Produce a verbatim copy of the entries listed below.
*** Data listing
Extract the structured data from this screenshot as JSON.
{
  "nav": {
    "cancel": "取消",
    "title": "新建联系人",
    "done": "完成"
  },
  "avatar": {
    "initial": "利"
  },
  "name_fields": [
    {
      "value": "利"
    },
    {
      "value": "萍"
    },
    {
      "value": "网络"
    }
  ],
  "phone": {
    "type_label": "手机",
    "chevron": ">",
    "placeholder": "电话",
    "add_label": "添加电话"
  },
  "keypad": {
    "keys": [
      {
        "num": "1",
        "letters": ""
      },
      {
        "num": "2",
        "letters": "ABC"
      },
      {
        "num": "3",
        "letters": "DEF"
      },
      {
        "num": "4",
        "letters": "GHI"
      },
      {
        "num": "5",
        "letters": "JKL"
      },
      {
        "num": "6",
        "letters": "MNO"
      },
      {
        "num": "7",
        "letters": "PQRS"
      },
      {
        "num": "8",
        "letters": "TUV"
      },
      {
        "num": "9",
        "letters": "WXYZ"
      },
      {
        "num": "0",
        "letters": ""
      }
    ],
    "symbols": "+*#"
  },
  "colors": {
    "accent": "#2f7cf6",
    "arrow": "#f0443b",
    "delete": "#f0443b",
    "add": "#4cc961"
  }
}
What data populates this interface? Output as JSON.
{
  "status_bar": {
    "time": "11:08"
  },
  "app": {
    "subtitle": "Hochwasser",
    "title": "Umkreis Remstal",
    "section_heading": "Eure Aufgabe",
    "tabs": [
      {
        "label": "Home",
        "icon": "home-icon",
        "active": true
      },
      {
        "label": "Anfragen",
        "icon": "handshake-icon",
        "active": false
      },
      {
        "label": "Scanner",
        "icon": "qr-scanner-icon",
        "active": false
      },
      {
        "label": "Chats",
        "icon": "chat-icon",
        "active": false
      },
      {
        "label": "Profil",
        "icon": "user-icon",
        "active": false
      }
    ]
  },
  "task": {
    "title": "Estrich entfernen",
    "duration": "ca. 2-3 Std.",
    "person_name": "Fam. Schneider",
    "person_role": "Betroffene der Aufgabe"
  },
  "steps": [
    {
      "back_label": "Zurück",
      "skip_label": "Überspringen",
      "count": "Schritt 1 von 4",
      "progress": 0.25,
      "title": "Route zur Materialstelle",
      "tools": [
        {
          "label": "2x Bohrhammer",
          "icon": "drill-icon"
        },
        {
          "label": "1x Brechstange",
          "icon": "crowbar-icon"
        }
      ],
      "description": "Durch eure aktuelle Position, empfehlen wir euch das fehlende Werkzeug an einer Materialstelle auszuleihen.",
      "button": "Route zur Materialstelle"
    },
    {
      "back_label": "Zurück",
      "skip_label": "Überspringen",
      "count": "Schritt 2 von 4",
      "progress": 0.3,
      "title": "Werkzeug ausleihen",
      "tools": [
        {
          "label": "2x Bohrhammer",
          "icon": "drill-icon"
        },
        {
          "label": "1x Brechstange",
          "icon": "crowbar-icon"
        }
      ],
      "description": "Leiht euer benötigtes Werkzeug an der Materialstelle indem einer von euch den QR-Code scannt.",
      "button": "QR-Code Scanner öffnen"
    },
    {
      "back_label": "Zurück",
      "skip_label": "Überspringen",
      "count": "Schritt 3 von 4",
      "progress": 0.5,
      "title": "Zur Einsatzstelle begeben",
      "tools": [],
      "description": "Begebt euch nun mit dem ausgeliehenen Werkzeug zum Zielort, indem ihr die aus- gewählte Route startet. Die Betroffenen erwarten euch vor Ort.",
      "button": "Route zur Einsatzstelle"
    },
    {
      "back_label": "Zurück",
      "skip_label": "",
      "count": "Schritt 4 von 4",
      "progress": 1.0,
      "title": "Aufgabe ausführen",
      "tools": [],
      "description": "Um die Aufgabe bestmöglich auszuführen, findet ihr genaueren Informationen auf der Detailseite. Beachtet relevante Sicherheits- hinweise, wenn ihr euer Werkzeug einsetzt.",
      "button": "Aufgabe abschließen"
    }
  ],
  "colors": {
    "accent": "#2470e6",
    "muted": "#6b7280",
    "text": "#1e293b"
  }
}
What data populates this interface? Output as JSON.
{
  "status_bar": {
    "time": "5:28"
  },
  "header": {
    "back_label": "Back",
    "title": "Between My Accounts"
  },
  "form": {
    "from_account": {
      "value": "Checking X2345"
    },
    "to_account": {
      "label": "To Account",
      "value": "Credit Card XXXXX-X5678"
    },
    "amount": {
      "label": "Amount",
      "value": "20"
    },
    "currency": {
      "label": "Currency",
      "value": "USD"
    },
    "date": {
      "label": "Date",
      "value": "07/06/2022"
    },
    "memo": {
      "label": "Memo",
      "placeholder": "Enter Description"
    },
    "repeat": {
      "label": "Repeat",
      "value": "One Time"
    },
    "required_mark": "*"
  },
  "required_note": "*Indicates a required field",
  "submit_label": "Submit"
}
******
## Right answer
Extract the structured data from this screenshot as JSON.
{
  "nav": {
    "cancel": "取消",
    "title": "新建联系人",
    "done": "完成"
  },
  "avatar": {
    "initial": "利"
  },
  "name_fields": [
    {
      "value": "利"
    },
    {
      "value": "萍"
    },
    {
      "value": "网络"
    }
  ],
  "phone": {
    "type_label": "手机",
    "chevron": ">",
    "placeholder": "电话",
    "add_label": "添加电话"
  },
  "keypad": {
    "keys": [
      {
        "num": "1",
        "letters": ""
      },
      {
        "num": "2",
        "letters": "ABC"
      },
      {
        "num": "3",
        "letters": "DEF"
      },
      {
        "num": "4",
        "letters": "GHI"
      },
      {
        "num": "5",
        "letters": "JKL"
      },
      {
        "num": "6",
        "letters": "MNO"
      },
      {
        "num": "7",
        "letters": "PQRS"
      },
      {
        "num": "8",
        "letters": "TUV"
      },
      {
        "num": "9",
        "letters": "WXYZ"
      },
      {
        "num": "0",
        "letters": ""
      }
    ],
    "symbols": "+*#"
  },
  "colors": {
    "accent": "#2f7cf6",
    "arrow": "#f0443b",
    "delete": "#f0443b",
    "add": "#4cc961"
  }
}
What data populates this interface? Output as JSON.
{
  "status_bar": {
    "time": "11:08"
  },
  "app": {
    "subtitle": "Hochwasser",
    "title": "Umkreis Remstal",
    "section_heading": "Eure Aufgabe",
    "tabs": [
      {
        "label": "Home",
        "icon": "home-icon",
        "active": true
      },
      {
        "label": "Anfragen",
        "icon": "handshake-icon",
        "active": false
      },
      {
        "label": "Scanner",
        "icon": "qr-scanner-icon",
        "active": false
      },
      {
        "label": "Chats",
        "icon": "chat-icon",
        "active": false
      },
      {
        "label": "Profil",
        "icon": "user-icon",
        "active": false
      }
    ]
  },
  "task": {
    "title": "Estrich entfernen",
    "duration": "ca. 2-3 Std.",
    "person_name": "Fam. Schneider",
    "person_role": "Betroffene der Aufgabe"
  },
  "steps": [
    {
      "back_label": "Zurück",
      "skip_label": "Überspringen",
      "count": "Schritt 1 von 4",
      "progress": 0.25,
      "title": "Route zur Materialstelle",
      "tools": [
        {
          "label": "2x Bohrhammer",
          "icon": "drill-icon"
        },
        {
          "label": "1x Brechstange",
          "icon": "crowbar-icon"
        }
      ],
      "description": "Durch eure aktuelle Position, empfehlen wir euch das fehlende Werkzeug an einer Materialstelle auszuleihen.",
      "button": "Route zur Materialstelle"
    },
    {
      "back_label": "Zurück",
      "skip_label": "Überspringen",
      "count": "Schritt 2 von 4",
      "progress": 0.3,
      "title": "Werkzeug ausleihen",
      "tools": [
        {
          "label": "2x Bohrhammer",
          "icon": "drill-icon"
        },
        {
          "label": "1x Brechstange",
          "icon": "crowbar-icon"
        }
      ],
      "description": "Leiht euer benötigtes Werkzeug an der Materialstelle indem einer von euch den QR-Code scannt.",
      "button": "QR-Code Scanner öffnen"
    },
    {
      "back_label": "Zurück",
      "skip_label": "Überspringen",
      "count": "Schritt 3 von 4",
      "progress": 0.5,
      "title": "Zur Einsatzstelle begeben",
      "tools": [],
      "description": "Begebt euch nun mit dem ausgeliehenen Werkzeug zum Zielort, indem ihr die aus- gewählte Route startet. Die Betroffenen erwarten euch vor Ort.",
      "button": "Route zur Einsatzstelle"
    },
    {
      "back_label": "Zurück",
      "skip_label": "",
      "count": "Schritt 4 von 4",
      "progress": 1.0,
      "title": "Aufgabe ausführen",
      "tools": [],
      "description": "Um die Aufgabe bestmöglich auszuführen, findet ihr genaueren Informationen auf der Detailseite. Beachtet relevante Sicherheits- hinweise, wenn ihr euer Werkzeug einsetzt.",
      "button": "Aufgabe abschließen"
    }
  ],
  "colors": {
    "accent": "#2470e6",
    "muted": "#6b7280",
    "text": "#1e293b"
  }
}
What data populates this interface? Output as JSON.
{
  "status_bar": {
    "time": "5:28"
  },
  "header": {
    "back_label": "Back",
    "title": "Between My Accounts"
  },
  "form": {
    "from_account": {
      "value": "Checking X2345"
    },
    "to_account": {
      "label": "To Account",
      "value": "Credit Card XXXXX-X5678"
    },
    "amount": {
      "label": "Amount",
      "value": "20"
    },
    "currency": {
      "label": "Currency",
      "value": "USD"
    },
    "date": {
      "label": "Date",
      "value": "07/06/2022"
    },
    "memo": {
      "label": "Memo",
      "placeholder": "Enter Description"
    },
    "repeat": {
      "label": "Repeat",
      "value": "One Time"
    },
    "required_mark": "*"
  },
  "required_note": "*Indicates a required field",
  "submit_label": "Submit"
}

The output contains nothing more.